**STATED TASK:** Show every line where "this" occurs.

**DATASET EXTRACT:**
• • • • • • •
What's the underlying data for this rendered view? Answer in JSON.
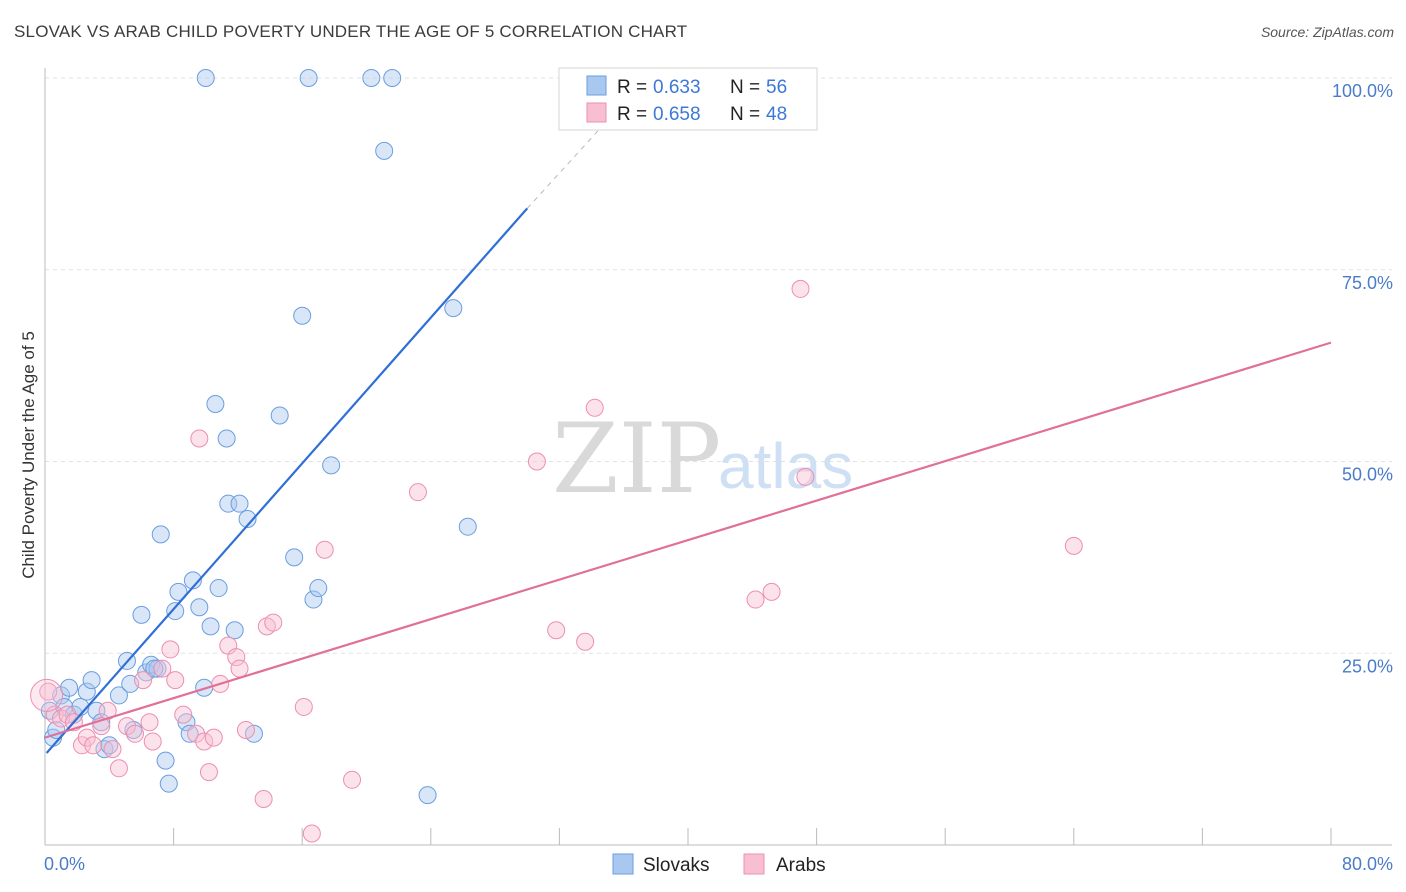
{
  "header": {
    "title": "SLOVAK VS ARAB CHILD POVERTY UNDER THE AGE OF 5 CORRELATION CHART",
    "source": "Source: ZipAtlas.com"
  },
  "watermark": {
    "zip": "ZIP",
    "atlas": "atlas"
  },
  "chart_data": {
    "type": "scatter",
    "ylabel": "Child Poverty Under the Age of 5",
    "xlim": [
      0,
      80
    ],
    "ylim": [
      0,
      100
    ],
    "x_tick_labels": [
      "0.0%",
      "80.0%"
    ],
    "y_ticks": [
      {
        "value": 25,
        "label": "25.0%"
      },
      {
        "value": 50,
        "label": "50.0%"
      },
      {
        "value": 75,
        "label": "75.0%"
      },
      {
        "value": 100,
        "label": "100.0%"
      }
    ],
    "legend": [
      {
        "r_label": "R =",
        "r_value": "0.633",
        "n_label": "N =",
        "n_value": "56"
      },
      {
        "r_label": "R =",
        "r_value": "0.658",
        "n_label": "N =",
        "n_value": "48"
      }
    ],
    "series": [
      {
        "name": "Slovaks",
        "color": "#a9c8f0",
        "stroke": "#6b9ee0",
        "line_color": "#2f6fd6",
        "trend": {
          "x0": 0.1,
          "y0": 12.0,
          "x1": 30.0,
          "y1": 83.0,
          "dash_x1": 35.0,
          "dash_y1": 94.5
        },
        "points": [
          [
            0.3,
            17.5
          ],
          [
            0.5,
            14.0
          ],
          [
            0.7,
            15.0
          ],
          [
            1.0,
            19.5
          ],
          [
            1.2,
            18.0
          ],
          [
            1.5,
            20.5
          ],
          [
            1.8,
            17.0
          ],
          [
            2.2,
            18.0
          ],
          [
            2.6,
            20.0
          ],
          [
            2.9,
            21.5
          ],
          [
            3.2,
            17.5
          ],
          [
            3.5,
            16.0
          ],
          [
            3.7,
            12.5
          ],
          [
            4.0,
            13.0
          ],
          [
            4.6,
            19.5
          ],
          [
            5.1,
            24.0
          ],
          [
            5.3,
            21.0
          ],
          [
            5.5,
            15.0
          ],
          [
            6.0,
            30.0
          ],
          [
            6.3,
            22.5
          ],
          [
            6.6,
            23.5
          ],
          [
            7.0,
            23.0
          ],
          [
            7.2,
            40.5
          ],
          [
            7.5,
            11.0
          ],
          [
            7.7,
            8.0
          ],
          [
            8.1,
            30.5
          ],
          [
            8.3,
            33.0
          ],
          [
            8.8,
            16.0
          ],
          [
            9.0,
            14.5
          ],
          [
            9.2,
            34.5
          ],
          [
            9.6,
            31.0
          ],
          [
            9.9,
            20.5
          ],
          [
            10.3,
            28.5
          ],
          [
            10.6,
            57.5
          ],
          [
            10.8,
            33.5
          ],
          [
            11.3,
            53.0
          ],
          [
            11.4,
            44.5
          ],
          [
            11.8,
            28.0
          ],
          [
            12.1,
            44.5
          ],
          [
            12.6,
            42.5
          ],
          [
            13.0,
            14.5
          ],
          [
            14.6,
            56.0
          ],
          [
            15.5,
            37.5
          ],
          [
            16.0,
            69.0
          ],
          [
            16.7,
            32.0
          ],
          [
            17.0,
            33.5
          ],
          [
            17.8,
            49.5
          ],
          [
            21.1,
            90.5
          ],
          [
            23.8,
            6.5
          ],
          [
            25.4,
            70.0
          ],
          [
            26.3,
            41.5
          ],
          [
            10.0,
            100.0
          ],
          [
            16.4,
            100.0
          ],
          [
            20.3,
            100.0
          ],
          [
            21.6,
            100.0
          ],
          [
            6.8,
            23.0
          ]
        ]
      },
      {
        "name": "Arabs",
        "color": "#f8bfd3",
        "stroke": "#ec8fb0",
        "line_color": "#e0709a",
        "trend": {
          "x0": 0.0,
          "y0": 14.0,
          "x1": 80.0,
          "y1": 65.5
        },
        "points": [
          [
            0.2,
            20.0
          ],
          [
            0.6,
            17.0
          ],
          [
            1.0,
            16.5
          ],
          [
            1.4,
            17.0
          ],
          [
            1.8,
            16.0
          ],
          [
            2.3,
            13.0
          ],
          [
            2.6,
            14.0
          ],
          [
            3.0,
            13.0
          ],
          [
            3.5,
            15.5
          ],
          [
            3.9,
            17.5
          ],
          [
            4.2,
            12.5
          ],
          [
            4.6,
            10.0
          ],
          [
            5.1,
            15.5
          ],
          [
            5.6,
            14.5
          ],
          [
            6.1,
            21.5
          ],
          [
            6.5,
            16.0
          ],
          [
            6.7,
            13.5
          ],
          [
            7.3,
            23.0
          ],
          [
            7.8,
            25.5
          ],
          [
            8.1,
            21.5
          ],
          [
            8.6,
            17.0
          ],
          [
            9.4,
            14.5
          ],
          [
            9.6,
            53.0
          ],
          [
            9.9,
            13.5
          ],
          [
            10.2,
            9.5
          ],
          [
            10.5,
            14.0
          ],
          [
            10.9,
            21.0
          ],
          [
            11.4,
            26.0
          ],
          [
            11.9,
            24.5
          ],
          [
            12.1,
            23.0
          ],
          [
            12.5,
            15.0
          ],
          [
            13.6,
            6.0
          ],
          [
            13.8,
            28.5
          ],
          [
            14.2,
            29.0
          ],
          [
            16.1,
            18.0
          ],
          [
            16.6,
            1.5
          ],
          [
            17.4,
            38.5
          ],
          [
            19.1,
            8.5
          ],
          [
            23.2,
            46.0
          ],
          [
            30.6,
            50.0
          ],
          [
            31.8,
            28.0
          ],
          [
            34.2,
            57.0
          ],
          [
            33.6,
            26.5
          ],
          [
            44.2,
            32.0
          ],
          [
            45.2,
            33.0
          ],
          [
            47.3,
            48.0
          ],
          [
            47.0,
            72.5
          ],
          [
            64.0,
            39.0
          ]
        ]
      }
    ]
  }
}
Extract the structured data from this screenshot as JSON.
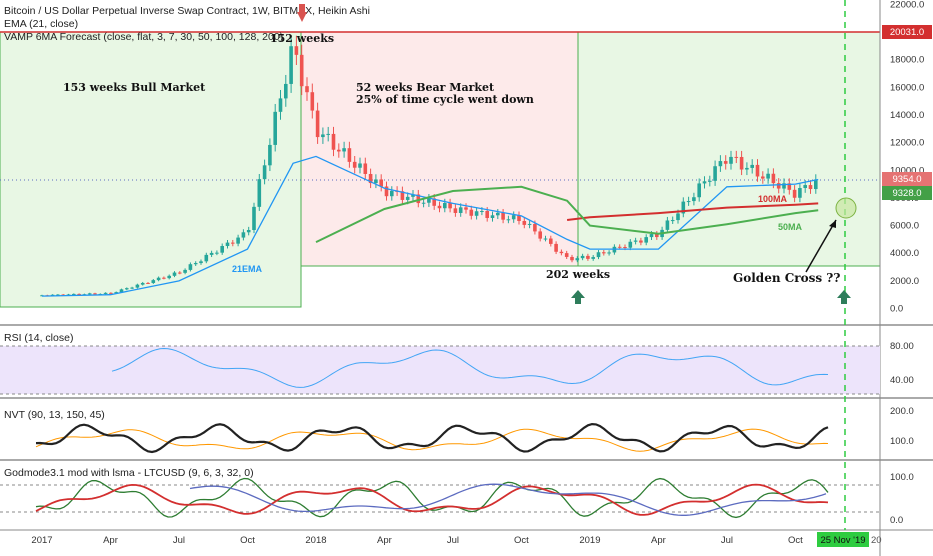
{
  "header": {
    "title": "Bitcoin / US Dollar Perpetual Inverse Swap Contract, 1W, BITMEX, Heikin Ashi",
    "ema_label": "EMA (21, close)",
    "vamp_label": "VAMP 6MA Forecast (close, flat, 3, 7, 30, 50, 100, 128, 200)"
  },
  "colors": {
    "bull": "#26a69a",
    "bear": "#ef5350",
    "ema": "#2196f3",
    "ma50": "#4caf50",
    "ma100": "#d32f2f",
    "rsi": "#42a5f5",
    "nvt": "#222222",
    "nvt_signal": "#ff9800",
    "bull_zone": "#e8f7e4",
    "bear_zone": "#fdeaea"
  },
  "annotations": {
    "bull_market": "153 weeks Bull Market",
    "bear_market_1": "52 weeks Bear Market",
    "bear_market_2": "25% of time cycle went down",
    "weeks_152": "152 weeks",
    "weeks_202": "202 weeks",
    "golden_cross": "Golden Cross ??",
    "ema21": "21EMA",
    "ma100": "100MA",
    "ma50": "50MA"
  },
  "price_badges": {
    "high": "20031.0",
    "last": "9354.0",
    "ma_value": "9328.0"
  },
  "panes": {
    "rsi": {
      "label": "RSI (14, close)",
      "ticks": [
        "80.00",
        "40.00"
      ]
    },
    "nvt": {
      "label": "NVT (90, 13, 150, 45)",
      "ticks": [
        "200.0",
        "100.0"
      ]
    },
    "godmode": {
      "label": "Godmode3.1 mod with lsma - LTCUSD (9, 6, 3, 32, 0)",
      "ticks": [
        "100.0",
        "0.0"
      ]
    }
  },
  "time_axis": {
    "labels": [
      "2017",
      "Apr",
      "Jul",
      "Oct",
      "2018",
      "Apr",
      "Jul",
      "Oct",
      "2019",
      "Apr",
      "Jul",
      "Oct"
    ],
    "current_date": "25 Nov '19",
    "partial": "20"
  },
  "chart_data": {
    "type": "line",
    "symbol": "BTCUSD",
    "interval": "1W",
    "x": [
      "2017-01",
      "2017-04",
      "2017-07",
      "2017-10",
      "2017-12",
      "2018-01",
      "2018-04",
      "2018-07",
      "2018-10",
      "2018-12",
      "2019-01",
      "2019-04",
      "2019-07",
      "2019-10",
      "2019-11"
    ],
    "series": [
      {
        "name": "Heikin Ashi",
        "values": [
          950,
          1100,
          2600,
          5500,
          19000,
          13000,
          8500,
          7200,
          6400,
          3600,
          3700,
          5400,
          11000,
          8300,
          9354
        ]
      },
      {
        "name": "EMA (21, close)",
        "values": [
          900,
          1000,
          2000,
          4300,
          10500,
          11000,
          8700,
          7600,
          6700,
          5000,
          4300,
          4300,
          8800,
          9000,
          9328
        ]
      },
      {
        "name": "100MA",
        "values": [
          null,
          null,
          null,
          null,
          null,
          null,
          null,
          null,
          null,
          6400,
          6600,
          6900,
          7300,
          7500,
          7600
        ]
      },
      {
        "name": "50MA",
        "values": [
          null,
          null,
          null,
          null,
          null,
          4800,
          7200,
          8500,
          8800,
          7800,
          6000,
          5400,
          6100,
          6900,
          7100
        ]
      }
    ],
    "yticks": [
      "22000.0",
      "20000.0",
      "18000.0",
      "16000.0",
      "14000.0",
      "12000.0",
      "10000.0",
      "8000.0",
      "6000.0",
      "4000.0",
      "2000.0",
      "0.0"
    ],
    "ylim": [
      0,
      22500
    ],
    "reference_lines": {
      "high": 20031,
      "bull_zone_floor": 3000
    },
    "grid": false
  }
}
• • • • • • •
**OUTPUT OF THE EXERCISE:**
What's the underlying data for this rendered view? Answer in JSON.
Extract the structured data from this screenshot as JSON.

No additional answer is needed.